* **Records supplied**:

═══

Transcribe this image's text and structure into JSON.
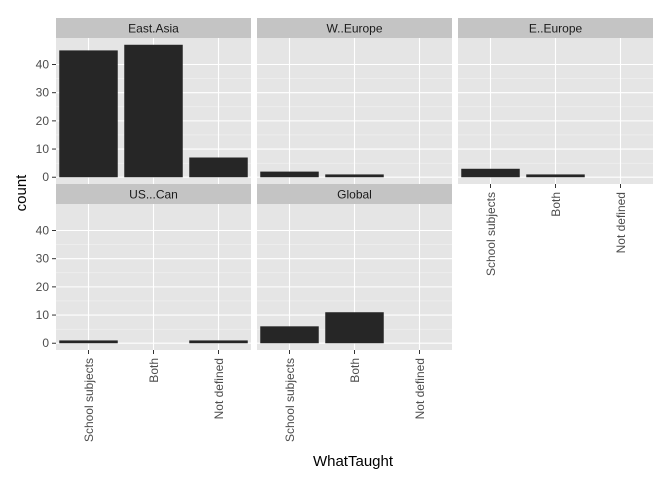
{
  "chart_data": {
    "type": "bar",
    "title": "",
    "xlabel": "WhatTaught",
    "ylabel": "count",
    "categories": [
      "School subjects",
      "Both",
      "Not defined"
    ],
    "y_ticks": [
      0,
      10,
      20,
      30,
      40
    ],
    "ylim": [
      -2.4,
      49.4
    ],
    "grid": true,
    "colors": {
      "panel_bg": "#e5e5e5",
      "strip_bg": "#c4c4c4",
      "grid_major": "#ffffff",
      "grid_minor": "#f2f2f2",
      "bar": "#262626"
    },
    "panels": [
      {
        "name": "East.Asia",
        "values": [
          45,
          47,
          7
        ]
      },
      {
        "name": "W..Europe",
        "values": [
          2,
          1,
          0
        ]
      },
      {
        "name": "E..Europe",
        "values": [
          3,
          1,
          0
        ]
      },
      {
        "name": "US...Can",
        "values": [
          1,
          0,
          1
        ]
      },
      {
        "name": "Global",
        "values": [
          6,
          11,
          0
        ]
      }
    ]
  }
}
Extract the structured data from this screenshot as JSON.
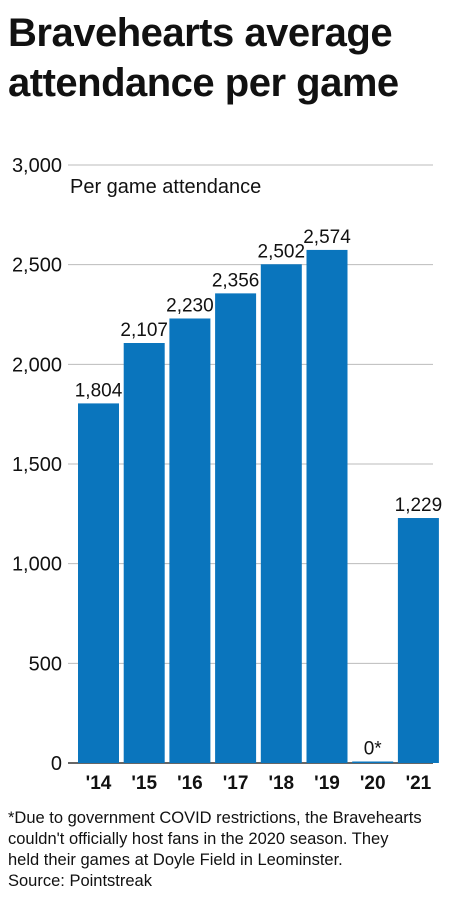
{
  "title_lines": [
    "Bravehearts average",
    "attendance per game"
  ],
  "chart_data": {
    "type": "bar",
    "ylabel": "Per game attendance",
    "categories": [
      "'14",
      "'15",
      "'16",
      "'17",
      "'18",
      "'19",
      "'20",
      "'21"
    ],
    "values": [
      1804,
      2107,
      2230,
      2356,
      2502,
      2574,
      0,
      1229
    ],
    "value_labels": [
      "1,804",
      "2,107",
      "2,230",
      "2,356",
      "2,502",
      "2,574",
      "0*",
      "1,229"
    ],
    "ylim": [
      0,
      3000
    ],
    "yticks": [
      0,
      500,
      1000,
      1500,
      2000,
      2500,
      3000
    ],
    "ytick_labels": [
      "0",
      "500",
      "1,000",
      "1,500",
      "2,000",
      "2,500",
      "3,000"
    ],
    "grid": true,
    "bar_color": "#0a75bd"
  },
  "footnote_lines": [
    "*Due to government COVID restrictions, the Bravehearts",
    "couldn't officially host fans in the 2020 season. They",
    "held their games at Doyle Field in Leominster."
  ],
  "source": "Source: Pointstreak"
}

═══

* **What to work on**:
Set down every record once more, word for word, without pictures.

* **Written response**:
Transcribe this image's text and structure into JSON.
{
  "chart_data": {
    "type": "bar",
    "title": "",
    "xlabel": "WhatTaught",
    "ylabel": "count",
    "categories": [
      "School subjects",
      "Both",
      "Not defined"
    ],
    "y_ticks": [
      0,
      10,
      20,
      30,
      40
    ],
    "ylim": [
      -2.4,
      49.4
    ],
    "grid": true,
    "colors": {
      "panel_bg": "#e5e5e5",
      "strip_bg": "#c4c4c4",
      "grid_major": "#ffffff",
      "grid_minor": "#f2f2f2",
      "bar": "#262626"
    },
    "panels": [
      {
        "name": "East.Asia",
        "values": [
          45,
          47,
          7
        ]
      },
      {
        "name": "W..Europe",
        "values": [
          2,
          1,
          0
        ]
      },
      {
        "name": "E..Europe",
        "values": [
          3,
          1,
          0
        ]
      },
      {
        "name": "US...Can",
        "values": [
          1,
          0,
          1
        ]
      },
      {
        "name": "Global",
        "values": [
          6,
          11,
          0
        ]
      }
    ]
  }
}
Extract the structured data from this screenshot as JSON.
{
  "title_lines": [
    "Bravehearts average",
    "attendance per game"
  ],
  "chart_data": {
    "type": "bar",
    "ylabel": "Per game attendance",
    "categories": [
      "'14",
      "'15",
      "'16",
      "'17",
      "'18",
      "'19",
      "'20",
      "'21"
    ],
    "values": [
      1804,
      2107,
      2230,
      2356,
      2502,
      2574,
      0,
      1229
    ],
    "value_labels": [
      "1,804",
      "2,107",
      "2,230",
      "2,356",
      "2,502",
      "2,574",
      "0*",
      "1,229"
    ],
    "ylim": [
      0,
      3000
    ],
    "yticks": [
      0,
      500,
      1000,
      1500,
      2000,
      2500,
      3000
    ],
    "ytick_labels": [
      "0",
      "500",
      "1,000",
      "1,500",
      "2,000",
      "2,500",
      "3,000"
    ],
    "grid": true,
    "bar_color": "#0a75bd"
  },
  "footnote_lines": [
    "*Due to government COVID restrictions, the Bravehearts",
    "couldn't officially host fans in the 2020 season. They",
    "held their games at Doyle Field in Leominster."
  ],
  "source": "Source: Pointstreak"
}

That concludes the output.